Written instruction: Tally the lines in the records underneath that contain the string "гражданам", and state the figure by itself.

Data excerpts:
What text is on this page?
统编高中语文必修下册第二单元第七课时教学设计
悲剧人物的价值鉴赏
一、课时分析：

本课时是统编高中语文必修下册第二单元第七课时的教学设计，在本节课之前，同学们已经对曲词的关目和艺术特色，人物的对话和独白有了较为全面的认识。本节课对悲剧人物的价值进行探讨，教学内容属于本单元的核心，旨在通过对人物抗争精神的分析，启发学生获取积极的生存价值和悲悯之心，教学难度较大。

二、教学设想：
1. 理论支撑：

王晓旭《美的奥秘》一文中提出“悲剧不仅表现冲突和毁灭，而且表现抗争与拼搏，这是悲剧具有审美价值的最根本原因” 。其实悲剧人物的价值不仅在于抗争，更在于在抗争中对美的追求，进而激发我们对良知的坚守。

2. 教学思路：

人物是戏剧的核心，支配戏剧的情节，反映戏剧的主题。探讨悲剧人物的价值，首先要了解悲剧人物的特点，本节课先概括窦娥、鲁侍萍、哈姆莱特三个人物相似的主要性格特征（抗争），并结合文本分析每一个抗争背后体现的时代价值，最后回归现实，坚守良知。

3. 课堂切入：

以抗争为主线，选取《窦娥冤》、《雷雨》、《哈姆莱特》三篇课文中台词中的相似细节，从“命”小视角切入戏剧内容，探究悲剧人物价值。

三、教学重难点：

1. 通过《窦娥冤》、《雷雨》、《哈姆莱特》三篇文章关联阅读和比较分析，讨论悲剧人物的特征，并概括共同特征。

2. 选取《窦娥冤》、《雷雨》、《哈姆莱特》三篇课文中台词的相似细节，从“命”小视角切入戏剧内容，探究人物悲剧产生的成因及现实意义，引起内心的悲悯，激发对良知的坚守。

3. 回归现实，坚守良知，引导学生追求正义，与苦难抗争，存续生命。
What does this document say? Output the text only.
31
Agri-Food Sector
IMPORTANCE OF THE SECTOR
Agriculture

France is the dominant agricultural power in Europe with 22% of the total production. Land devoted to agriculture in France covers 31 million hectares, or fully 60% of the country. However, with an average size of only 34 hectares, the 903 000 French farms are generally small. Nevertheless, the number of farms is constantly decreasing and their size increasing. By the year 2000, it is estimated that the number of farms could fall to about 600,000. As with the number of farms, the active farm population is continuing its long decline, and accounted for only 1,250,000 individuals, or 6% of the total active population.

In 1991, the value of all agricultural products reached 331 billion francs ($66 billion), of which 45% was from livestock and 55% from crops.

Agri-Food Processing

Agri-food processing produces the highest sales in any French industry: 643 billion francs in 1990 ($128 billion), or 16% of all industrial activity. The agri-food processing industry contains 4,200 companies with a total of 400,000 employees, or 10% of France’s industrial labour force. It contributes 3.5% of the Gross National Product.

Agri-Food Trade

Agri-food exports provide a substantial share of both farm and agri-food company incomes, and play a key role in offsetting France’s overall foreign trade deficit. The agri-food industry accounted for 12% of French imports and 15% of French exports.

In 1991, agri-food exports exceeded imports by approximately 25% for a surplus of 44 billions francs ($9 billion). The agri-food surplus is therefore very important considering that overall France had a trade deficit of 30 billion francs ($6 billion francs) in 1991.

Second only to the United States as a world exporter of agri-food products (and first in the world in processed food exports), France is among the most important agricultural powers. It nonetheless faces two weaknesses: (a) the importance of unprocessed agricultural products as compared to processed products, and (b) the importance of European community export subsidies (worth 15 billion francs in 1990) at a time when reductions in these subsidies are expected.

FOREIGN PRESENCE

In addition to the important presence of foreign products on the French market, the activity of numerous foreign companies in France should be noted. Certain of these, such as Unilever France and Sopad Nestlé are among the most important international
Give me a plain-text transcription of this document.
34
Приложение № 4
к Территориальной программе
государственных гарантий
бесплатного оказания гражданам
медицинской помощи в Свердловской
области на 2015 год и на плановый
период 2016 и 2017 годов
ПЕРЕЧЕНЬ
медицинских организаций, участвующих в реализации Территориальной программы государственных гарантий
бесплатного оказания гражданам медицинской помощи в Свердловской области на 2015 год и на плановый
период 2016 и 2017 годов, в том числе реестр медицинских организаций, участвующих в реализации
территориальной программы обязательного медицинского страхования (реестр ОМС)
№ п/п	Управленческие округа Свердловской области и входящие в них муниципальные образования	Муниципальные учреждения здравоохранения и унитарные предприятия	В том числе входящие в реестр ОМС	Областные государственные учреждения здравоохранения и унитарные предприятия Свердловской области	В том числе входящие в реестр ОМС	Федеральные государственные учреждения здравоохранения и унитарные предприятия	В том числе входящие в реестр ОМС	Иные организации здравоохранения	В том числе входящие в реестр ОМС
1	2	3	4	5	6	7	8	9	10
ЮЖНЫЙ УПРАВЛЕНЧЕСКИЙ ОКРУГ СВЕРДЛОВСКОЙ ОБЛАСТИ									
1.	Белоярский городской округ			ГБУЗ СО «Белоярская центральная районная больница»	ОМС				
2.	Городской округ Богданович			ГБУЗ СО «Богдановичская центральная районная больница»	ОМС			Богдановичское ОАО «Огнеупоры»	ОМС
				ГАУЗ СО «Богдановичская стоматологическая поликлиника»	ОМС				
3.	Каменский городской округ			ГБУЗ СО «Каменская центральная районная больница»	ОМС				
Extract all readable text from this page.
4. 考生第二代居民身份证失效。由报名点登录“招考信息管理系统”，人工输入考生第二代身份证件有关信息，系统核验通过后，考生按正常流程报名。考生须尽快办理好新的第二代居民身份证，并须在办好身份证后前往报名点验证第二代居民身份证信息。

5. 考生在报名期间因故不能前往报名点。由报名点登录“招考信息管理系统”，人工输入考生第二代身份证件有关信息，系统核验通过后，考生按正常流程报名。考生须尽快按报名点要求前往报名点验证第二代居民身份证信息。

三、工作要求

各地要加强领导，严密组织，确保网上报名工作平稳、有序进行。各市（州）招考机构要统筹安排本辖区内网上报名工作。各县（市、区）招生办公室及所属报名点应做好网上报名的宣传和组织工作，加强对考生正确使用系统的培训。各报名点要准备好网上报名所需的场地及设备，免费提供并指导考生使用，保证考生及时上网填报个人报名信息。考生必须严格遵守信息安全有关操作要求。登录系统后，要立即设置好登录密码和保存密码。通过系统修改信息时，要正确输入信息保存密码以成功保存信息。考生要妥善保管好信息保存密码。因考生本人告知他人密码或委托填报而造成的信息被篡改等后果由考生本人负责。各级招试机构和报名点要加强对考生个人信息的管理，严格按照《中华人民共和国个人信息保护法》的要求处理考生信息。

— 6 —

Task output: 2